## Work to do
Without the pictures, return each record as it appears.
------------------------------------------------------------------------
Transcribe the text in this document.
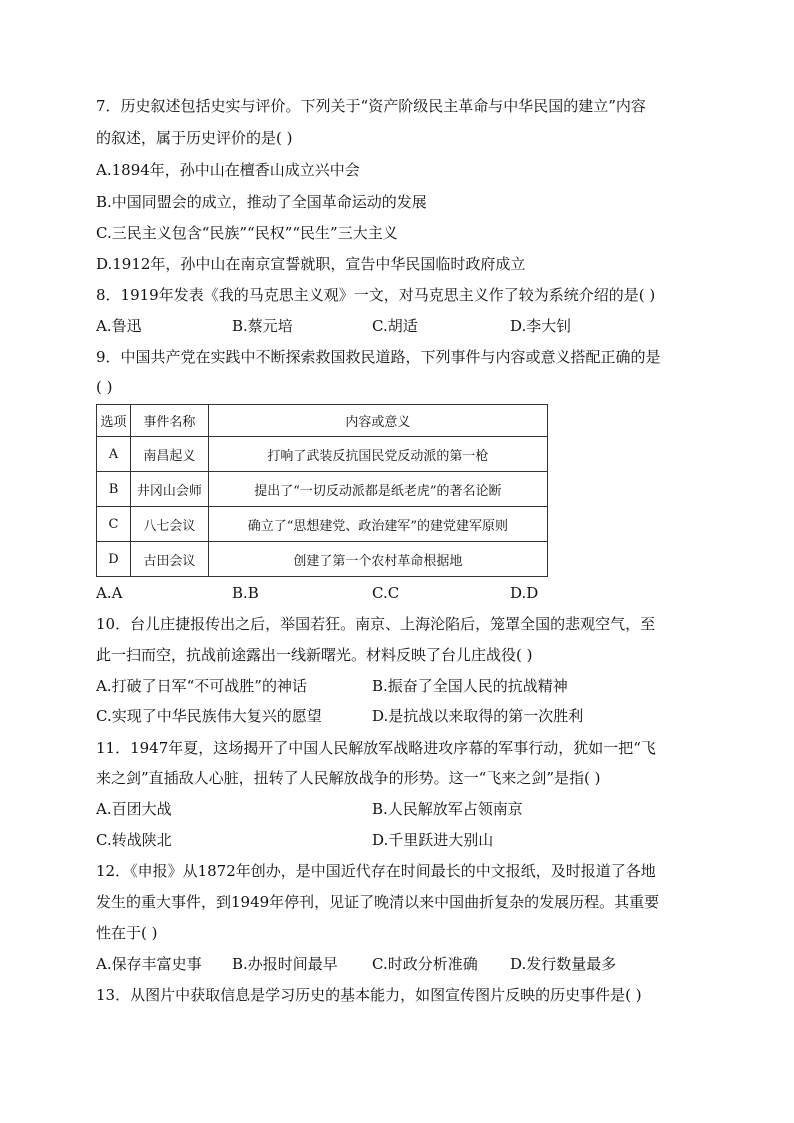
7．历史叙述包括史实与评价。下列关于“资产阶级民主革命与中华民国的建立”内容
的叙述，属于历史评价的是( )
A.1894年，孙中山在檀香山成立兴中会
B.中国同盟会的成立，推动了全国革命运动的发展
C.三民主义包含“民族”“民权”“民生”三大主义
D.1912年，孙中山在南京宣誓就职，宣告中华民国临时政府成立
8．1919年发表《我的马克思主义观》一文，对马克思主义作了较为系统介绍的是( )
A.鲁迅	B.蔡元培	C.胡适	D.李大钊
9．中国共产党在实践中不断探索救国救民道路，下列事件与内容或意义搭配正确的是
( )
选项	事件名称	内容或意义
A	南昌起义	打响了武装反抗国民党反动派的第一枪
B	井冈山会师	提出了“一切反动派都是纸老虎”的著名论断
C	八七会议	确立了“思想建党、政治建军”的建党建军原则
D	古田会议	创建了第一个农村革命根据地
A.A	B.B	C.C	D.D
10．台儿庄捷报传出之后，举国若狂。南京、上海沦陷后，笼罩全国的悲观空气，至
此一扫而空，抗战前途露出一线新曙光。材料反映了台儿庄战役( )
A.打破了日军“不可战胜”的神话	B.振奋了全国人民的抗战精神
C.实现了中华民族伟大复兴的愿望	D.是抗战以来取得的第一次胜利
11．1947年夏，这场揭开了中国人民解放军战略进攻序幕的军事行动，犹如一把“飞
来之剑”直插敌人心脏，扭转了人民解放战争的形势。这一“飞来之剑”是指( )
A.百团大战	B.人民解放军占领南京
C.转战陕北	D.千里跃进大别山
12．《申报》从1872年创办，是中国近代存在时间最长的中文报纸，及时报道了各地
发生的重大事件，到1949年停刊，见证了晚清以来中国曲折复杂的发展历程。其重要
性在于( )
A.保存丰富史事 B.办报时间最早 C.时政分析准确 D.发行数量最多
13．从图片中获取信息是学习历史的基本能力，如图宣传图片反映的历史事件是( )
------------------------------------------------------------------------
## Final answer
Transcribe the text in this document.
7．历史叙述包括史实与评价。下列关于“资产阶级民主革命与中华民国的建立”内容
的叙述，属于历史评价的是( )
A.1894年，孙中山在檀香山成立兴中会
B.中国同盟会的成立，推动了全国革命运动的发展
C.三民主义包含“民族”“民权”“民生”三大主义
D.1912年，孙中山在南京宣誓就职，宣告中华民国临时政府成立
8．1919年发表《我的马克思主义观》一文，对马克思主义作了较为系统介绍的是( )
A.鲁迅	B.蔡元培	C.胡适	D.李大钊
9．中国共产党在实践中不断探索救国救民道路，下列事件与内容或意义搭配正确的是
( )
选项	事件名称	内容或意义
A	南昌起义	打响了武装反抗国民党反动派的第一枪
B	井冈山会师	提出了“一切反动派都是纸老虎”的著名论断
C	八七会议	确立了“思想建党、政治建军”的建党建军原则
D	古田会议	创建了第一个农村革命根据地
A.A	B.B	C.C	D.D
10．台儿庄捷报传出之后，举国若狂。南京、上海沦陷后，笼罩全国的悲观空气，至
此一扫而空，抗战前途露出一线新曙光。材料反映了台儿庄战役( )
A.打破了日军“不可战胜”的神话	B.振奋了全国人民的抗战精神
C.实现了中华民族伟大复兴的愿望	D.是抗战以来取得的第一次胜利
11．1947年夏，这场揭开了中国人民解放军战略进攻序幕的军事行动，犹如一把“飞
来之剑”直插敌人心脏，扭转了人民解放战争的形势。这一“飞来之剑”是指( )
A.百团大战	B.人民解放军占领南京
C.转战陕北	D.千里跃进大别山
12．《申报》从1872年创办，是中国近代存在时间最长的中文报纸，及时报道了各地
发生的重大事件，到1949年停刊，见证了晚清以来中国曲折复杂的发展历程。其重要
性在于( )
A.保存丰富史事 B.办报时间最早 C.时政分析准确 D.发行数量最多
13．从图片中获取信息是学习历史的基本能力，如图宣传图片反映的历史事件是( )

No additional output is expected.